| JOB |
Examine the material below. Gather every line in which the string "title" appears.

** START MATERIAL FOR THIS EXERCISE **

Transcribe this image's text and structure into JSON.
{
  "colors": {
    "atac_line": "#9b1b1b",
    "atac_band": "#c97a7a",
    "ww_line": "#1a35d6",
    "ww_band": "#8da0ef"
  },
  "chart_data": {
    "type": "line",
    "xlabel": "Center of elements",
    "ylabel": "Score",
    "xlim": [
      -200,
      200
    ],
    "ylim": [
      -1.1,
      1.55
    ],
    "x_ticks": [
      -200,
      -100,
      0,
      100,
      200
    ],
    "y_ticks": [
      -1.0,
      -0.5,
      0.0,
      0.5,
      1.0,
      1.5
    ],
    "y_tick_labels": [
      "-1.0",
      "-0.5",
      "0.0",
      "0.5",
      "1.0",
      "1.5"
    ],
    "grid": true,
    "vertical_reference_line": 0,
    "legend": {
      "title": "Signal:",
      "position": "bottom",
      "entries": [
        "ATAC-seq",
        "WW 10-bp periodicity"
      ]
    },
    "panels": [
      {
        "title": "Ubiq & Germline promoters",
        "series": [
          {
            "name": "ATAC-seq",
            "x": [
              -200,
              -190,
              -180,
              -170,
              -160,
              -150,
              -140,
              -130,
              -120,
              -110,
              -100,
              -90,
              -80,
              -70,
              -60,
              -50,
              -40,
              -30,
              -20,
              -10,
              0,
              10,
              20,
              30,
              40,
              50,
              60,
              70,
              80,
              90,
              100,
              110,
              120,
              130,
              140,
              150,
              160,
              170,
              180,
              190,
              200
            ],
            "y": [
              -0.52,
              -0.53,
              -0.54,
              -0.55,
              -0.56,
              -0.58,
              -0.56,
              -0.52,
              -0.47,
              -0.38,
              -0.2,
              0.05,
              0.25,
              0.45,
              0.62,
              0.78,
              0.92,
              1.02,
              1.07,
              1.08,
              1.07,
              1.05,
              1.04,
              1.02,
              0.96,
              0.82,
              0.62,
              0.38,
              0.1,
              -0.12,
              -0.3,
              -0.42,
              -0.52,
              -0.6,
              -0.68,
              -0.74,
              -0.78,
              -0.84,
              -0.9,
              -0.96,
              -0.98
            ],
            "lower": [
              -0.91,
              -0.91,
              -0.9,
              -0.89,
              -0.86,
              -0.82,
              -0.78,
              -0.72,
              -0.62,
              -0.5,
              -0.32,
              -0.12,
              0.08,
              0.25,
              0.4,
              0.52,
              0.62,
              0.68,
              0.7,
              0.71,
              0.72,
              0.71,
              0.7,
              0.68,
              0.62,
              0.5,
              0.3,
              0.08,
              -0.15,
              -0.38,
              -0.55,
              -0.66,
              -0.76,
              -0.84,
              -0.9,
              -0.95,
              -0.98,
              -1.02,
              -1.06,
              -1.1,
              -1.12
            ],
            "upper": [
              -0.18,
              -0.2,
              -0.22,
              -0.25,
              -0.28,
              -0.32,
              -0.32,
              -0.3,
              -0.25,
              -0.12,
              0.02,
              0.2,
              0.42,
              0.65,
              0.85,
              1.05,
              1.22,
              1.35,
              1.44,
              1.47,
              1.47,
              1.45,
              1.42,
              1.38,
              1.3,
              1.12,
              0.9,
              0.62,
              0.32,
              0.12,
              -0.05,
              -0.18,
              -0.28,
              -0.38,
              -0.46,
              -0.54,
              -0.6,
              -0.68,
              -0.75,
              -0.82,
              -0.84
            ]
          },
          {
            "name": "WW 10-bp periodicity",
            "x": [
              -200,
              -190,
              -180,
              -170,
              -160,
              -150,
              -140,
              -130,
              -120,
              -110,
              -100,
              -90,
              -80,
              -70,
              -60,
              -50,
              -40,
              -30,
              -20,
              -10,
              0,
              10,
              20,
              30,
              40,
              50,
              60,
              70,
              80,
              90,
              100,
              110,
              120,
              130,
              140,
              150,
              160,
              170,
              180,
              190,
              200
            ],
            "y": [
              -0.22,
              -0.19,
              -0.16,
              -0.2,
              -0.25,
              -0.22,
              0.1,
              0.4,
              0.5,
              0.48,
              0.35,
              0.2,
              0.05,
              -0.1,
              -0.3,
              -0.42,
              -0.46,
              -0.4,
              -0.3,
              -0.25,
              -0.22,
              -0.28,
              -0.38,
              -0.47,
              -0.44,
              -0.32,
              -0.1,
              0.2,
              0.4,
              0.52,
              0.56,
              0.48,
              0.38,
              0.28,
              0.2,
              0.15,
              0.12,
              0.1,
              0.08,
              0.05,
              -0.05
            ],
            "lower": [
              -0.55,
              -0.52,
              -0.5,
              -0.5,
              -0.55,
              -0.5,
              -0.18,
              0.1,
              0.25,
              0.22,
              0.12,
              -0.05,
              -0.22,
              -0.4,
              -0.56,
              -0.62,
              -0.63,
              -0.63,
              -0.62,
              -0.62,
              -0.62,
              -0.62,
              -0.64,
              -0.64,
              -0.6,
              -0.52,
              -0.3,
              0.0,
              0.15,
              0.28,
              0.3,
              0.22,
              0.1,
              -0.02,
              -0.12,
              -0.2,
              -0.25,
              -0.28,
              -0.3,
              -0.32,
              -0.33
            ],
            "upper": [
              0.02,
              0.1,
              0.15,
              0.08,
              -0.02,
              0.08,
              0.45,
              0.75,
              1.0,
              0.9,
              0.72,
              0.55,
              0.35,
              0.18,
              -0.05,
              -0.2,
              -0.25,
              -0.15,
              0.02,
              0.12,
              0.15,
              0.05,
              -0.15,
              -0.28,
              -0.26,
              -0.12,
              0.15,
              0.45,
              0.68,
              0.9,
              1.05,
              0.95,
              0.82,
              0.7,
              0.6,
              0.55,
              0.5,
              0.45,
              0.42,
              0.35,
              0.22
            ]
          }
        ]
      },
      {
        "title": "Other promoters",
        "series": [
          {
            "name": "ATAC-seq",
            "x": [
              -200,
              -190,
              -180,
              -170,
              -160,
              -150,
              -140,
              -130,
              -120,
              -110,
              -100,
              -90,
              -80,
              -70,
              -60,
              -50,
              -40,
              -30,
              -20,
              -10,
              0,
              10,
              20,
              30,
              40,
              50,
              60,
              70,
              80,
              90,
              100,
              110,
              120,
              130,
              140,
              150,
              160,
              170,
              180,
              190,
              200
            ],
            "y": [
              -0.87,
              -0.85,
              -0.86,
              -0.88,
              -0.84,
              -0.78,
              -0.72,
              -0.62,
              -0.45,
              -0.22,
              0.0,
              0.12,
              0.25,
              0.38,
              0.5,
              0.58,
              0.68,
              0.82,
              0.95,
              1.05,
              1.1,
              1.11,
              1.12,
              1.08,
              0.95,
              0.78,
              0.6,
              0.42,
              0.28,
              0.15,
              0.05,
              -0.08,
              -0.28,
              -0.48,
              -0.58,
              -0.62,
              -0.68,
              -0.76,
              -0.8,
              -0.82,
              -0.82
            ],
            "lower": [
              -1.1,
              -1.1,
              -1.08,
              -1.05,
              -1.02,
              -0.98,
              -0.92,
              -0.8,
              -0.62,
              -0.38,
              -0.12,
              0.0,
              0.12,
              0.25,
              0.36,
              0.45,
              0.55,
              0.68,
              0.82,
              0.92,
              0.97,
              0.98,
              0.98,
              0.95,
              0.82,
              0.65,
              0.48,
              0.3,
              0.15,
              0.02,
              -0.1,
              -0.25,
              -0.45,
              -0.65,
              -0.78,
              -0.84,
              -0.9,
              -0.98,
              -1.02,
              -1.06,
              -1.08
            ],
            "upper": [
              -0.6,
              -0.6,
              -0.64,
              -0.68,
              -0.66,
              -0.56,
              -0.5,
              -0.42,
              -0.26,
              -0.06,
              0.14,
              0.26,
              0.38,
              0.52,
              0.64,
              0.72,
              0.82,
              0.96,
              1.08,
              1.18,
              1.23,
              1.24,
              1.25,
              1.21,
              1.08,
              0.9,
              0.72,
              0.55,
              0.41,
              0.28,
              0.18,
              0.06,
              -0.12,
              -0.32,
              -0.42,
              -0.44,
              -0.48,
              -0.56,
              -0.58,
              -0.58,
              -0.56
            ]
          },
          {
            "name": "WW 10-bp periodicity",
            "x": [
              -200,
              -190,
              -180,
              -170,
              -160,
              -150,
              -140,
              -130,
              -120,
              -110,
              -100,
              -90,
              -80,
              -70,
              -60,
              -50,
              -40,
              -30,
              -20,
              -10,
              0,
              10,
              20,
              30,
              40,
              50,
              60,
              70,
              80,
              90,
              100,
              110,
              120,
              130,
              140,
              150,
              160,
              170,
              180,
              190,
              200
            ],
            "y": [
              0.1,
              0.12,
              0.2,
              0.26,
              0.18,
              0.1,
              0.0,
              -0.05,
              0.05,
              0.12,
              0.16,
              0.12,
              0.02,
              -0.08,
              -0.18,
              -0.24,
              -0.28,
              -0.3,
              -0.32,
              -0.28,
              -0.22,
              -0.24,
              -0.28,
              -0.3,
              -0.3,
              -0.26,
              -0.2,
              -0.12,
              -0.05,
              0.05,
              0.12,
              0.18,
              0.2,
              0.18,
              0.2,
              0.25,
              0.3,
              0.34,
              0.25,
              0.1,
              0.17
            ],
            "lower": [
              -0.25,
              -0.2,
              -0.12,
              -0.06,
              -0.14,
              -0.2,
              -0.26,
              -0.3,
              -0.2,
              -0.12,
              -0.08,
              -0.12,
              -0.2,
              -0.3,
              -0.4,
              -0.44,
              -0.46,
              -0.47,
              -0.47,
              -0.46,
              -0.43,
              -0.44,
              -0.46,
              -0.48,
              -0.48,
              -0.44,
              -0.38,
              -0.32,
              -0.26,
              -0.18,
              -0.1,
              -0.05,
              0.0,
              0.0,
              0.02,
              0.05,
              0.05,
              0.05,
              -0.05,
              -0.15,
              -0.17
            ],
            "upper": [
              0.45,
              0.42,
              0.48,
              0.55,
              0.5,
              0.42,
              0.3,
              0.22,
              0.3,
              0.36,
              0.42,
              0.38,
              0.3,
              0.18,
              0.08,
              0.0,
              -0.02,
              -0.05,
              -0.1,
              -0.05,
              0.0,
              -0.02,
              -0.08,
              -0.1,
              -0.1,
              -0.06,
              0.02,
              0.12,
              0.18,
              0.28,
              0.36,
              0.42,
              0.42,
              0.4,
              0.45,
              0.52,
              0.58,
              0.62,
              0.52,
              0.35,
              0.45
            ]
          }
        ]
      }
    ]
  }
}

** END MATERIAL FOR THIS EXERCISE **

| TASK RESPONSE |
      "title": "Signal:",
        "title": "Ubiq & Germline promoters",
        "title": "Other promoters",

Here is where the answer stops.